[Goal of the exercise]:
Each line that holds the string "unmarked" counts once; say how many such lines there are and add nothing.
::: Exercise material
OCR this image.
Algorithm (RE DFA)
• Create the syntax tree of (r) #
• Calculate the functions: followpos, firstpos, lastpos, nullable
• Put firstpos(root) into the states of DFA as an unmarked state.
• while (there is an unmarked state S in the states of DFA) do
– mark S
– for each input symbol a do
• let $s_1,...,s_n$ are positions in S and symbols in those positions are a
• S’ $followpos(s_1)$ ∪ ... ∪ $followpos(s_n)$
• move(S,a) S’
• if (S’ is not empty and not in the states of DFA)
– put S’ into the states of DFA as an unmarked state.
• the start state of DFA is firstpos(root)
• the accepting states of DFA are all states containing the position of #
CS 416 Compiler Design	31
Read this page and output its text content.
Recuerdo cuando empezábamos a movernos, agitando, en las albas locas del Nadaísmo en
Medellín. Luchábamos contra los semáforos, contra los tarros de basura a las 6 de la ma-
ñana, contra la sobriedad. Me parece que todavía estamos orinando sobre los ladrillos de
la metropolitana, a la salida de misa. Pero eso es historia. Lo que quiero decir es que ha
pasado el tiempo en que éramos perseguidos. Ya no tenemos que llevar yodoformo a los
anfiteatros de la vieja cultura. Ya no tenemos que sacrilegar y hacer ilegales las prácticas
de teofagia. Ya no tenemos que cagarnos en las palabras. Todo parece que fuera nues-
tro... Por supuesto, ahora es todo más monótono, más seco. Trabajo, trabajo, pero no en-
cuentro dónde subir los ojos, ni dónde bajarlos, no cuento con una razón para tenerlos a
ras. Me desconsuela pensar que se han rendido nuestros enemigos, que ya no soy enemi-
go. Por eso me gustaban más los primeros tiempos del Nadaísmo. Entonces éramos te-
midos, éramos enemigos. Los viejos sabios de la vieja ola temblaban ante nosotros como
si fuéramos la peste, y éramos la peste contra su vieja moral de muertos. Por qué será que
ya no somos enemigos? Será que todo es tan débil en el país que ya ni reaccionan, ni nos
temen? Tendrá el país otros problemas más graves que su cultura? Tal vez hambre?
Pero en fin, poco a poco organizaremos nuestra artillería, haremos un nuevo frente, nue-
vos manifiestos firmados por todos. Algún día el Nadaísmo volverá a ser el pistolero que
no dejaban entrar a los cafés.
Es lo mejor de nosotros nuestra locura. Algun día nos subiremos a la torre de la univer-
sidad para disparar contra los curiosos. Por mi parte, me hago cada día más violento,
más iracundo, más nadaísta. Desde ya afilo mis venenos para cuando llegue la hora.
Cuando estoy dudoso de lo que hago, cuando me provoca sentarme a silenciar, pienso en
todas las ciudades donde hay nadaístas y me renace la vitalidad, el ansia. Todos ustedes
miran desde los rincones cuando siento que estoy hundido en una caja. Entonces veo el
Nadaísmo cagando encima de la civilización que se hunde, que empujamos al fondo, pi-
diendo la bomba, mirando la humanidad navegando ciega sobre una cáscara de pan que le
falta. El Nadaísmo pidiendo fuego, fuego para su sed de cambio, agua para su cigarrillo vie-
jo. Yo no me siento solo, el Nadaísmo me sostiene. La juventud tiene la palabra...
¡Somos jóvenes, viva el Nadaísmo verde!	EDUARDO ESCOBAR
::::::
::: Exercise material
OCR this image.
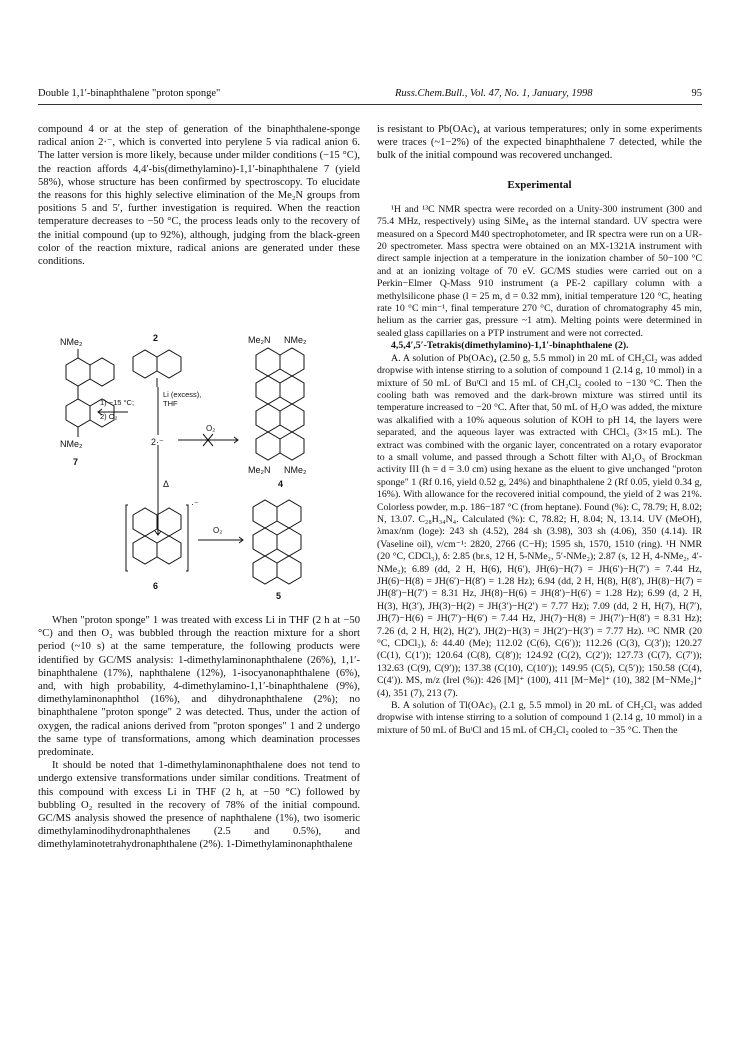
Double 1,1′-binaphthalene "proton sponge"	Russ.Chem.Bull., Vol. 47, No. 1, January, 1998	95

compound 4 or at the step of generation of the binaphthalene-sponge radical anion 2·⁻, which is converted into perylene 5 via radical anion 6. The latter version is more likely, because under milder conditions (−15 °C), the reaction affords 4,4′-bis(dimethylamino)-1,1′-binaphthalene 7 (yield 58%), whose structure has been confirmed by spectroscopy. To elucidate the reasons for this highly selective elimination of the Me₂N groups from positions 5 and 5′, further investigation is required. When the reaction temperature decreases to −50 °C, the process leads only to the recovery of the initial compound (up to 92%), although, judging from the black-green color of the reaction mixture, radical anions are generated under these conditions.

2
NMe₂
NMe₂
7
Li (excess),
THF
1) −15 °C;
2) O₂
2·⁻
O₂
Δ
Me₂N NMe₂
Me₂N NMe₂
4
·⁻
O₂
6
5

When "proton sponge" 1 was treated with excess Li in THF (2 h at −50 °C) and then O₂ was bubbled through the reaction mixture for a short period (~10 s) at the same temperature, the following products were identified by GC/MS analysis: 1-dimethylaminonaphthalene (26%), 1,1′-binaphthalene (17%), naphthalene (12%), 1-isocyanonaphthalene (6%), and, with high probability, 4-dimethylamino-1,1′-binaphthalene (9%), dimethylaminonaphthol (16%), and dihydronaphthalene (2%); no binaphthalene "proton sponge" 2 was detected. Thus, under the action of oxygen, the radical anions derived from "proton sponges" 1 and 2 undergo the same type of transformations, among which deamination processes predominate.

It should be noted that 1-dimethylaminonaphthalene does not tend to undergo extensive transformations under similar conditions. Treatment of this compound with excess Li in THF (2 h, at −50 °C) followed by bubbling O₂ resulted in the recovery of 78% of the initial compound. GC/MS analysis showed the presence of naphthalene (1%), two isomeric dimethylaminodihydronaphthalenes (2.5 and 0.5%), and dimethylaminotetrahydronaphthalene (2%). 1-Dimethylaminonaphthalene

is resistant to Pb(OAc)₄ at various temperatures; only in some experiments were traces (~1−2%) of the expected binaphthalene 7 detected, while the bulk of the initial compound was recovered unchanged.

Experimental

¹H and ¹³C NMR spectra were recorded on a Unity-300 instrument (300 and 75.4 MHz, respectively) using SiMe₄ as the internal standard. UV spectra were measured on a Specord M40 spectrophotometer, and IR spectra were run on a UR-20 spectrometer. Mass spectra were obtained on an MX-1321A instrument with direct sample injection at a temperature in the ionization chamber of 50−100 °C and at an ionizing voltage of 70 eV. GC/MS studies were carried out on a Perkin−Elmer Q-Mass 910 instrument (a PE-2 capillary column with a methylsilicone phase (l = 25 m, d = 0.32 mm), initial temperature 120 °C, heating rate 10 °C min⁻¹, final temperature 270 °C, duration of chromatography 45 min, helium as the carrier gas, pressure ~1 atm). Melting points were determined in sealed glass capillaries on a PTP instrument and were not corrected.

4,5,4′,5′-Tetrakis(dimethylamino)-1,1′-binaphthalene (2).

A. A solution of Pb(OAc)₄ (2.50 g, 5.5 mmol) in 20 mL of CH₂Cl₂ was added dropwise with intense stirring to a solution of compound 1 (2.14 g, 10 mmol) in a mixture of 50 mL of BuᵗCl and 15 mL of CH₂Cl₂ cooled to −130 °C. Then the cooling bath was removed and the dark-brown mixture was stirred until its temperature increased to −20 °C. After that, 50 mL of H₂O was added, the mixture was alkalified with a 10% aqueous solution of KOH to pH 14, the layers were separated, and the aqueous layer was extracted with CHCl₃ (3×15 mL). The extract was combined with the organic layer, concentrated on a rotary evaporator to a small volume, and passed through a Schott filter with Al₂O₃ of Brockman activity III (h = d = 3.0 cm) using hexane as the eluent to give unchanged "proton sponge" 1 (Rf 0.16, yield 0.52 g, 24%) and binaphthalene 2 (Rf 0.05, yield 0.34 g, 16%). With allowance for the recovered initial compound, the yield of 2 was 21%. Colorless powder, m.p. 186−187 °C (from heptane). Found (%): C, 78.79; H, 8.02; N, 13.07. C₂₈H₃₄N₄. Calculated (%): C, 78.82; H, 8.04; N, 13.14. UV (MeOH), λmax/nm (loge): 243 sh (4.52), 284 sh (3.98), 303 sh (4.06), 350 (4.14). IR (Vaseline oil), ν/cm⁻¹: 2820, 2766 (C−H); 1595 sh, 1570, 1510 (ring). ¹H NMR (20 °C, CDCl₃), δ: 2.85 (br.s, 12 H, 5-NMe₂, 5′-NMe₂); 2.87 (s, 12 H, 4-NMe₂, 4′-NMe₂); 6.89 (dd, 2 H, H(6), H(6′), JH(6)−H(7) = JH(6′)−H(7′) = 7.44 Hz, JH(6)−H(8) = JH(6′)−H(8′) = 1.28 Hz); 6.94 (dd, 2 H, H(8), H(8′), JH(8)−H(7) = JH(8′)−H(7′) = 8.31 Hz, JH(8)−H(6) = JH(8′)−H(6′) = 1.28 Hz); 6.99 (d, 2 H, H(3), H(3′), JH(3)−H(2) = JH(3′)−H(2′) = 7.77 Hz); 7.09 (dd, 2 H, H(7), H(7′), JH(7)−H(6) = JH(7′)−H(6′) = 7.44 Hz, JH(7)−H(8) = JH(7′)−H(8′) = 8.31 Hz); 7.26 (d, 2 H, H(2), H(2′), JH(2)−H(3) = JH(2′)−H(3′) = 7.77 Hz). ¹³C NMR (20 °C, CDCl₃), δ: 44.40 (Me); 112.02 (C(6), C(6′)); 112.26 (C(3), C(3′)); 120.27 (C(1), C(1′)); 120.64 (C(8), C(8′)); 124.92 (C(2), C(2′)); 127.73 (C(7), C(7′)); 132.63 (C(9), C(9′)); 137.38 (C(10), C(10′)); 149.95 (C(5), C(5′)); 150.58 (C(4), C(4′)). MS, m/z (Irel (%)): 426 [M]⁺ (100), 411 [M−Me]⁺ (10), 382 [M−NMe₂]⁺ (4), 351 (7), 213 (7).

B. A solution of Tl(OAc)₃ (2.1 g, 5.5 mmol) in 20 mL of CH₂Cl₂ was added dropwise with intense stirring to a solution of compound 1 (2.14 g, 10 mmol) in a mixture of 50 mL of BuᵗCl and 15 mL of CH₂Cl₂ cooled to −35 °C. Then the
::::::
::: Exercise material
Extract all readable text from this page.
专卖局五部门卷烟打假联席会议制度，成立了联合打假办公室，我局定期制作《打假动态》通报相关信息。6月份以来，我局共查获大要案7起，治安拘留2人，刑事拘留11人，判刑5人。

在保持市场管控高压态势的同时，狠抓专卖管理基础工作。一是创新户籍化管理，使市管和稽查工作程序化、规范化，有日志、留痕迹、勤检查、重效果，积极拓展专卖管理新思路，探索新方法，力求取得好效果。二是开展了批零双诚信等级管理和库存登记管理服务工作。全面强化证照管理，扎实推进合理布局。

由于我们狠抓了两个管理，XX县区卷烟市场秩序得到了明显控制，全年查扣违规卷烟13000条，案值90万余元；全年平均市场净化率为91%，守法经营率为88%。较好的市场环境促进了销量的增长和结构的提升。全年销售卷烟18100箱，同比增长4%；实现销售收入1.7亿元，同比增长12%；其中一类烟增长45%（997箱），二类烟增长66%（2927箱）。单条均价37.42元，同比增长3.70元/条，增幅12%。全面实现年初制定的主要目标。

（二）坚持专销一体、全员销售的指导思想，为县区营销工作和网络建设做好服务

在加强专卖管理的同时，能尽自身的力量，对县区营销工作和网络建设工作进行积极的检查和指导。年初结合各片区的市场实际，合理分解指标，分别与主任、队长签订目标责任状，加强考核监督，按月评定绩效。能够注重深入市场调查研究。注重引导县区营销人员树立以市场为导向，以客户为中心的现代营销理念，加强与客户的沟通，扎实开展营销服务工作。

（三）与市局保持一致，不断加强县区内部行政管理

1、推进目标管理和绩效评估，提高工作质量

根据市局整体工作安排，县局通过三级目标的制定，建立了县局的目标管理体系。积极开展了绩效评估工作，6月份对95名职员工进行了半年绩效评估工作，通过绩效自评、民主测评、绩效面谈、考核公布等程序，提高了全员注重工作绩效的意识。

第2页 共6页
::::::
[Full solution]:
3